Stored records
++++++++++++++++++++
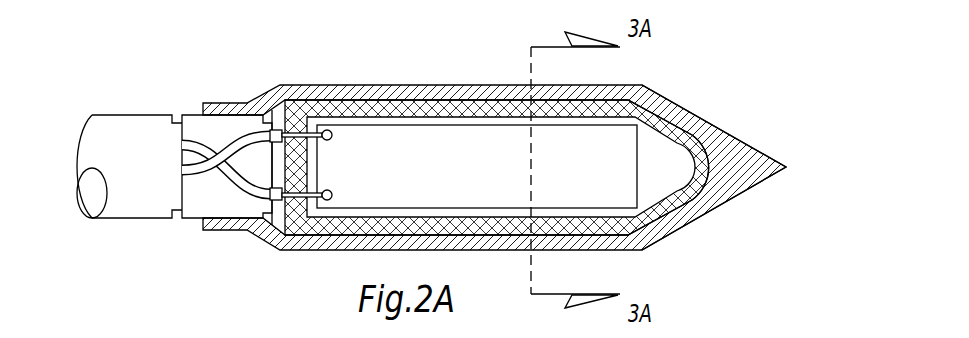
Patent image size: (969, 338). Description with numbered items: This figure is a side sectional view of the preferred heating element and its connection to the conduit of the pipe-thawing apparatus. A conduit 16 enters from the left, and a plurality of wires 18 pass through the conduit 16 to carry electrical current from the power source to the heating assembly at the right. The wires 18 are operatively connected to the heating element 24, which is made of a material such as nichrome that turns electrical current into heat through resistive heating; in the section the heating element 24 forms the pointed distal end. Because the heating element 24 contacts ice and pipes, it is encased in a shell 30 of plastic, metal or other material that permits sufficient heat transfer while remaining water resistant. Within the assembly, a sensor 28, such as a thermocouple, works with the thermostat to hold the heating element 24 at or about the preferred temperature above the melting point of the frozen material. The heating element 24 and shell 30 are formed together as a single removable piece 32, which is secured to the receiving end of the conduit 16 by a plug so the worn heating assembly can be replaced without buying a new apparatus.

The conduit 16 is at (108, 122).
The wires 18 is at (332, 136).
The heating element 24 is at (753, 155).
The sensor 28 is at (593, 133).
The shell 30 is at (383, 92).
The removable piece 32 is at (485, 100).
++++++++++++++++++++
§ **BRIEF**:
Lay out every line of the records above as a Markdown table with the columns Row and Text, numbering the rows and omitting blank lines. Leave the pictures out of the table.

§ **TASK OUTPUT**:
| Row | Text |
|---|---|
| 1 | Patent image size: (969, 338). Description with numbered items: This figure is a side sectional view of the preferred heating element and its connection to the conduit of the pipe-thawing apparatus. A conduit 16 enters from the left, and a plurality of wires 18 pass through the conduit 16 to carry electrical current from the power source to the heating assembly at the right. The wires 18 are operatively connected to the heating element 24, which is made of a material such as nichrome that turns electrical current into heat through resistive heating; in the section the heating element 24 forms the pointed distal end. Because the heating element 24 contacts ice and pipes, it is encased in a shell 30 of plastic, metal or other material that permits sufficient heat transfer while remaining water resistant. Within the assembly, a sensor 28, such as a thermocouple, works with the thermostat to hold the heating element 24 at or about the preferred temperature above the melting point of the frozen material. The heating element 24 and shell 30 are formed together as a single removable piece 32, which is secured to the receiving end of the conduit 16 by a plug so the worn heating assembly can be replaced without buying a new apparatus. |
| 2 | The conduit 16 is at (108, 122). |
| 3 | The wires 18 is at (332, 136). |
| 4 | The heating element 24 is at (753, 155). |
| 5 | The sensor 28 is at (593, 133). |
| 6 | The shell 30 is at (383, 92). |
| 7 | The removable piece 32 is at (485, 100). |